--- start Input for this task ---

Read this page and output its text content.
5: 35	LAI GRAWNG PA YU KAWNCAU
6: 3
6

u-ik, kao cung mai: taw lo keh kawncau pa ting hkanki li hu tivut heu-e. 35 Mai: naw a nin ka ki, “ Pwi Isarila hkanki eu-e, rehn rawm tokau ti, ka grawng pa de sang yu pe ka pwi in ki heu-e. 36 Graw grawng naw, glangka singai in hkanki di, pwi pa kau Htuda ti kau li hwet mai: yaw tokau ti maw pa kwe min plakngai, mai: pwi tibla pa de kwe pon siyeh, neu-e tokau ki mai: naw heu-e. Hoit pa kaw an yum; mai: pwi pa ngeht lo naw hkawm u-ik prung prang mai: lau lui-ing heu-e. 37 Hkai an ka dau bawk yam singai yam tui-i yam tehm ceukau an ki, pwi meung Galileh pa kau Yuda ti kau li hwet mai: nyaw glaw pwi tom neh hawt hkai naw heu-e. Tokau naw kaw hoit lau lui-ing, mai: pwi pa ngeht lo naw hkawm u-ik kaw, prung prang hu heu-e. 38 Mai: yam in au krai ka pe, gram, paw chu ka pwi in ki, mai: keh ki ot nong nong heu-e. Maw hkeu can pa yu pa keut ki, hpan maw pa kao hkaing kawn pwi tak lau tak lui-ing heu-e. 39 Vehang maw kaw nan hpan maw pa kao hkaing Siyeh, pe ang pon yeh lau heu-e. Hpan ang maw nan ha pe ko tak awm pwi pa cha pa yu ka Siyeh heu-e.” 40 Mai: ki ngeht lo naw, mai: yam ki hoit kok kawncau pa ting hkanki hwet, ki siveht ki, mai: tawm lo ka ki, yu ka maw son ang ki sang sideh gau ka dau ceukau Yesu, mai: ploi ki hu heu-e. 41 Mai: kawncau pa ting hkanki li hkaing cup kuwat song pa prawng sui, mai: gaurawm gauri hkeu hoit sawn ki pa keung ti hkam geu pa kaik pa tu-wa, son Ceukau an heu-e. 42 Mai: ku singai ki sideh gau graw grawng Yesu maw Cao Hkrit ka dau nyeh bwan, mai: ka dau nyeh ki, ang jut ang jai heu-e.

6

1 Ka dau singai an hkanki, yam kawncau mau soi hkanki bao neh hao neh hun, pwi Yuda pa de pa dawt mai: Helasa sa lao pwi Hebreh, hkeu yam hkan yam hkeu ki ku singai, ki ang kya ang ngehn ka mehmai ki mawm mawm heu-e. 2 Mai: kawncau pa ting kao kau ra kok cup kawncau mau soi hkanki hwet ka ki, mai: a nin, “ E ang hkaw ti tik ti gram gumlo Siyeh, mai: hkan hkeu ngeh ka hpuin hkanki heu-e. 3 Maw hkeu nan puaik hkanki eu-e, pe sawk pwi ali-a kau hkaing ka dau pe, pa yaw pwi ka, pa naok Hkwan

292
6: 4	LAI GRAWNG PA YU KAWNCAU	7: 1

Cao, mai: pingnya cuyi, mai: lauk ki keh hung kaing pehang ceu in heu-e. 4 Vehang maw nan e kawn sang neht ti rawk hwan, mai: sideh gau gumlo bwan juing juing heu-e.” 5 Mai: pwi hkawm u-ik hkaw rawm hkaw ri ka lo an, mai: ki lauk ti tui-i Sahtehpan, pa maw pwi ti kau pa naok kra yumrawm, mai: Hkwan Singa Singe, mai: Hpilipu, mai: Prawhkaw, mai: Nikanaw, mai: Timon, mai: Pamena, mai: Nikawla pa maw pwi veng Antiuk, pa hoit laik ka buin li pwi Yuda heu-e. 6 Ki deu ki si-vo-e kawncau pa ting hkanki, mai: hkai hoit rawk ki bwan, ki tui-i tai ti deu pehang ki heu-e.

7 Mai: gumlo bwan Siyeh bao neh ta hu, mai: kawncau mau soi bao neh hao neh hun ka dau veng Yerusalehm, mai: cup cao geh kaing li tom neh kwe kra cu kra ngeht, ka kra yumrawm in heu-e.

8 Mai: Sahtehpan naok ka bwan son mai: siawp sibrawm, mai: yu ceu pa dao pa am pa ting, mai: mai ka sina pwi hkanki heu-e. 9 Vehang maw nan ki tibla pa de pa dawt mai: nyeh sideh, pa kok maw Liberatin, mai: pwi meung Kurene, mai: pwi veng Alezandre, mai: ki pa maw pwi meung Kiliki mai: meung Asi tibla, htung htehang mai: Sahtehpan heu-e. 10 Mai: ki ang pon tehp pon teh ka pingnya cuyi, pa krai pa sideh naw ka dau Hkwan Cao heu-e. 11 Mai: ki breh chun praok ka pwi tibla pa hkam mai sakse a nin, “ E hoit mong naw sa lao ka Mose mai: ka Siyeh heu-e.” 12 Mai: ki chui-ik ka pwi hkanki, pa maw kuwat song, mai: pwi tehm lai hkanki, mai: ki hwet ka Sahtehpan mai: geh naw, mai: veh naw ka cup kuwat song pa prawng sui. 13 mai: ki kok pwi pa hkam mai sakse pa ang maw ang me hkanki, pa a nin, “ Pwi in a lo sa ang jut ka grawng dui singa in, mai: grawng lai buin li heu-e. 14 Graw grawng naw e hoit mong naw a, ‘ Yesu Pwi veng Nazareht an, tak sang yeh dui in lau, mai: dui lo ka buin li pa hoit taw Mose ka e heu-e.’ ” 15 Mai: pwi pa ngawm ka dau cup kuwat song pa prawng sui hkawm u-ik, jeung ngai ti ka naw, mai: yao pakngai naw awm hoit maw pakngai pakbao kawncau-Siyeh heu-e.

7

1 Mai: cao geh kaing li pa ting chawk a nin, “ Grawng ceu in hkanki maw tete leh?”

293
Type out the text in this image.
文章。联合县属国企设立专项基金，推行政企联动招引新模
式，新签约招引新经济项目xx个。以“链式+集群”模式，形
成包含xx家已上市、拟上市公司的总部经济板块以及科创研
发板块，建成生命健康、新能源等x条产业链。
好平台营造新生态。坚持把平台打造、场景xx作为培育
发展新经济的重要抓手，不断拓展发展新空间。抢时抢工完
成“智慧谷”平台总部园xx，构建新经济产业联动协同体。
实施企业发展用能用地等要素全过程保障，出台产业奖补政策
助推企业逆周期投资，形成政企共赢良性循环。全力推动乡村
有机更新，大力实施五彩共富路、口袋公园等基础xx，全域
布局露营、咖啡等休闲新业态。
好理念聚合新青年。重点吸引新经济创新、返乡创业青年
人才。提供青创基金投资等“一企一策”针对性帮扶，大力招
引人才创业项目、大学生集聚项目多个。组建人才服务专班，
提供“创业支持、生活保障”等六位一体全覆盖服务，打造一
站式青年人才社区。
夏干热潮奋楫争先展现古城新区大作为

--- end Input for this task ---

* **Aim**
The records above must be repeated exactly, every one of them.

* **Solved exercise**
Read this page and output its text content.
5: 35	LAI GRAWNG PA YU KAWNCAU
6: 3
6

u-ik, kao cung mai: taw lo keh kawncau pa ting hkanki li hu tivut heu-e. 35 Mai: naw a nin ka ki, “ Pwi Isarila hkanki eu-e, rehn rawm tokau ti, ka grawng pa de sang yu pe ka pwi in ki heu-e. 36 Graw grawng naw, glangka singai in hkanki di, pwi pa kau Htuda ti kau li hwet mai: yaw tokau ti maw pa kwe min plakngai, mai: pwi tibla pa de kwe pon siyeh, neu-e tokau ki mai: naw heu-e. Hoit pa kaw an yum; mai: pwi pa ngeht lo naw hkawm u-ik prung prang mai: lau lui-ing heu-e. 37 Hkai an ka dau bawk yam singai yam tui-i yam tehm ceukau an ki, pwi meung Galileh pa kau Yuda ti kau li hwet mai: nyaw glaw pwi tom neh hawt hkai naw heu-e. Tokau naw kaw hoit lau lui-ing, mai: pwi pa ngeht lo naw hkawm u-ik kaw, prung prang hu heu-e. 38 Mai: yam in au krai ka pe, gram, paw chu ka pwi in ki, mai: keh ki ot nong nong heu-e. Maw hkeu can pa yu pa keut ki, hpan maw pa kao hkaing kawn pwi tak lau tak lui-ing heu-e. 39 Vehang maw kaw nan hpan maw pa kao hkaing Siyeh, pe ang pon yeh lau heu-e. Hpan ang maw nan ha pe ko tak awm pwi pa cha pa yu ka Siyeh heu-e.” 40 Mai: ki ngeht lo naw, mai: yam ki hoit kok kawncau pa ting hkanki hwet, ki siveht ki, mai: tawm lo ka ki, yu ka maw son ang ki sang sideh gau ka dau ceukau Yesu, mai: ploi ki hu heu-e. 41 Mai: kawncau pa ting hkanki li hkaing cup kuwat song pa prawng sui, mai: gaurawm gauri hkeu hoit sawn ki pa keung ti hkam geu pa kaik pa tu-wa, son Ceukau an heu-e. 42 Mai: ku singai ki sideh gau graw grawng Yesu maw Cao Hkrit ka dau nyeh bwan, mai: ka dau nyeh ki, ang jut ang jai heu-e.

6

1 Ka dau singai an hkanki, yam kawncau mau soi hkanki bao neh hao neh hun, pwi Yuda pa de pa dawt mai: Helasa sa lao pwi Hebreh, hkeu yam hkan yam hkeu ki ku singai, ki ang kya ang ngehn ka mehmai ki mawm mawm heu-e. 2 Mai: kawncau pa ting kao kau ra kok cup kawncau mau soi hkanki hwet ka ki, mai: a nin, “ E ang hkaw ti tik ti gram gumlo Siyeh, mai: hkan hkeu ngeh ka hpuin hkanki heu-e. 3 Maw hkeu nan puaik hkanki eu-e, pe sawk pwi ali-a kau hkaing ka dau pe, pa yaw pwi ka, pa naok Hkwan

292
6: 4	LAI GRAWNG PA YU KAWNCAU	7: 1

Cao, mai: pingnya cuyi, mai: lauk ki keh hung kaing pehang ceu in heu-e. 4 Vehang maw nan e kawn sang neht ti rawk hwan, mai: sideh gau gumlo bwan juing juing heu-e.” 5 Mai: pwi hkawm u-ik hkaw rawm hkaw ri ka lo an, mai: ki lauk ti tui-i Sahtehpan, pa maw pwi ti kau pa naok kra yumrawm, mai: Hkwan Singa Singe, mai: Hpilipu, mai: Prawhkaw, mai: Nikanaw, mai: Timon, mai: Pamena, mai: Nikawla pa maw pwi veng Antiuk, pa hoit laik ka buin li pwi Yuda heu-e. 6 Ki deu ki si-vo-e kawncau pa ting hkanki, mai: hkai hoit rawk ki bwan, ki tui-i tai ti deu pehang ki heu-e.

7 Mai: gumlo bwan Siyeh bao neh ta hu, mai: kawncau mau soi bao neh hao neh hun ka dau veng Yerusalehm, mai: cup cao geh kaing li tom neh kwe kra cu kra ngeht, ka kra yumrawm in heu-e.

8 Mai: Sahtehpan naok ka bwan son mai: siawp sibrawm, mai: yu ceu pa dao pa am pa ting, mai: mai ka sina pwi hkanki heu-e. 9 Vehang maw nan ki tibla pa de pa dawt mai: nyeh sideh, pa kok maw Liberatin, mai: pwi meung Kurene, mai: pwi veng Alezandre, mai: ki pa maw pwi meung Kiliki mai: meung Asi tibla, htung htehang mai: Sahtehpan heu-e. 10 Mai: ki ang pon tehp pon teh ka pingnya cuyi, pa krai pa sideh naw ka dau Hkwan Cao heu-e. 11 Mai: ki breh chun praok ka pwi tibla pa hkam mai sakse a nin, “ E hoit mong naw sa lao ka Mose mai: ka Siyeh heu-e.” 12 Mai: ki chui-ik ka pwi hkanki, pa maw kuwat song, mai: pwi tehm lai hkanki, mai: ki hwet ka Sahtehpan mai: geh naw, mai: veh naw ka cup kuwat song pa prawng sui. 13 mai: ki kok pwi pa hkam mai sakse pa ang maw ang me hkanki, pa a nin, “ Pwi in a lo sa ang jut ka grawng dui singa in, mai: grawng lai buin li heu-e. 14 Graw grawng naw e hoit mong naw a, ‘ Yesu Pwi veng Nazareht an, tak sang yeh dui in lau, mai: dui lo ka buin li pa hoit taw Mose ka e heu-e.’ ” 15 Mai: pwi pa ngawm ka dau cup kuwat song pa prawng sui hkawm u-ik, jeung ngai ti ka naw, mai: yao pakngai naw awm hoit maw pakngai pakbao kawncau-Siyeh heu-e.

7

1 Mai: cao geh kaing li pa ting chawk a nin, “ Grawng ceu in hkanki maw tete leh?”

293
Type out the text in this image.
文章。联合县属国企设立专项基金，推行政企联动招引新模
式，新签约招引新经济项目xx个。以“链式+集群”模式，形
成包含xx家已上市、拟上市公司的总部经济板块以及科创研
发板块，建成生命健康、新能源等x条产业链。
好平台营造新生态。坚持把平台打造、场景xx作为培育
发展新经济的重要抓手，不断拓展发展新空间。抢时抢工完
成“智慧谷”平台总部园xx，构建新经济产业联动协同体。
实施企业发展用能用地等要素全过程保障，出台产业奖补政策
助推企业逆周期投资，形成政企共赢良性循环。全力推动乡村
有机更新，大力实施五彩共富路、口袋公园等基础xx，全域
布局露营、咖啡等休闲新业态。
好理念聚合新青年。重点吸引新经济创新、返乡创业青年
人才。提供青创基金投资等“一企一策”针对性帮扶，大力招
引人才创业项目、大学生集聚项目多个。组建人才服务专班，
提供“创业支持、生活保障”等六位一体全覆盖服务，打造一
站式青年人才社区。
夏干热潮奋楫争先展现古城新区大作为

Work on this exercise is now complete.